Required work ->
Write out the listing below in full and exactly, leaving out every picture.

Raw records ->
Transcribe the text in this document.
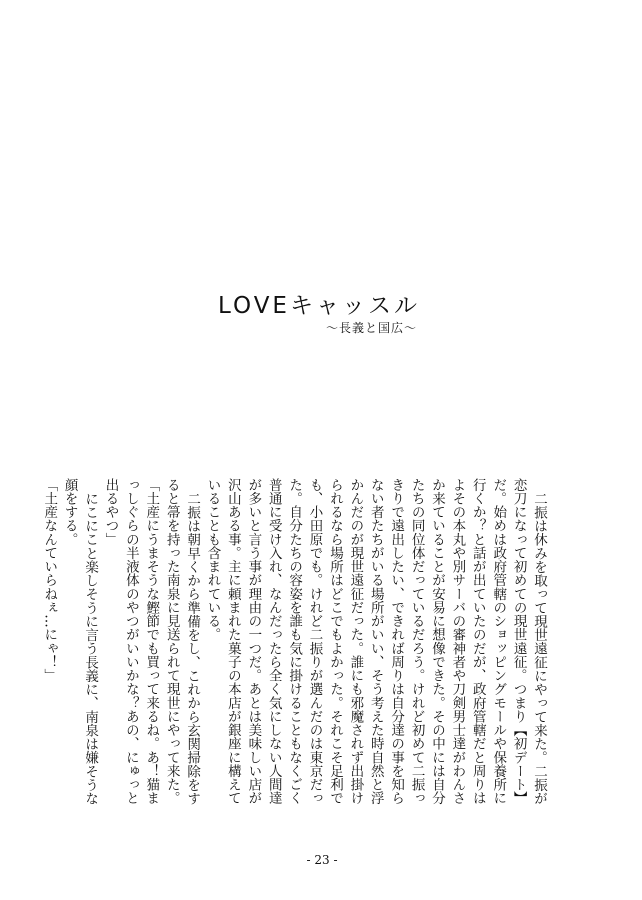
LOVEキャッスル
〜長義と国広〜

二振は休みを取って現世遠征にやって来た。二振が恋刀になって初めての現世遠征。つまり【初デート】だ。始めは政府管轄のショッピングモールや保養所に行くか？と話が出ていたのだが、政府管轄だと周りはよその本丸や別サーバの審神者や刀剣男士達がわんさか来ていることが安易に想像できた。その中には自分たちの同位体だっているだろう。けれど初めて二振っきりで遠出したい、できれば周りは自分達の事を知らない者たちがいる場所がいい、そう考えた時自然と浮かんだのが現世遠征だった。誰にも邪魔されず出掛けられるなら場所はどこでもよかった。それこそ足利でも、小田原でも。けれど二振りが選んだのは東京だった。自分たちの容姿を誰も気に掛けることもなくごく普通に受け入れ、なんだったら全く気にしない人間達が多いと言う事が理由の一つだ。あとは美味しい店が沢山ある事。主に頼まれた菓子の本店が銀座に構えていることも含まれている。

二振は朝早くから準備をし、これから玄関掃除をすると箒を持った南泉に見送られて現世にやって来た。

「土産にうまそうな鰹節でも買って来るね。あ！猫まっしぐらの半液体のやつがいいかな？あの、にゅっと出るやつ」

にこにこと楽しそうに言う長義に、南泉は嫌そうな顔をする。

「土産なんていらねぇ…にゃ！」

- 23 -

Solution for this exercise ->
Transcribe the text in this document.
LOVEキャッスル
〜長義と国広〜

二振は休みを取って現世遠征にやって来た。二振が恋刀になって初めての現世遠征。つまり【初デート】だ。始めは政府管轄のショッピングモールや保養所に行くか？と話が出ていたのだが、政府管轄だと周りはよその本丸や別サーバの審神者や刀剣男士達がわんさか来ていることが安易に想像できた。その中には自分たちの同位体だっているだろう。けれど初めて二振っきりで遠出したい、できれば周りは自分達の事を知らない者たちがいる場所がいい、そう考えた時自然と浮かんだのが現世遠征だった。誰にも邪魔されず出掛けられるなら場所はどこでもよかった。それこそ足利でも、小田原でも。けれど二振りが選んだのは東京だった。自分たちの容姿を誰も気に掛けることもなくごく普通に受け入れ、なんだったら全く気にしない人間達が多いと言う事が理由の一つだ。あとは美味しい店が沢山ある事。主に頼まれた菓子の本店が銀座に構えていることも含まれている。

二振は朝早くから準備をし、これから玄関掃除をすると箒を持った南泉に見送られて現世にやって来た。

「土産にうまそうな鰹節でも買って来るね。あ！猫まっしぐらの半液体のやつがいいかな？あの、にゅっと出るやつ」

にこにこと楽しそうに言う長義に、南泉は嫌そうな顔をする。

「土産なんていらねぇ…にゃ！」

- 23 -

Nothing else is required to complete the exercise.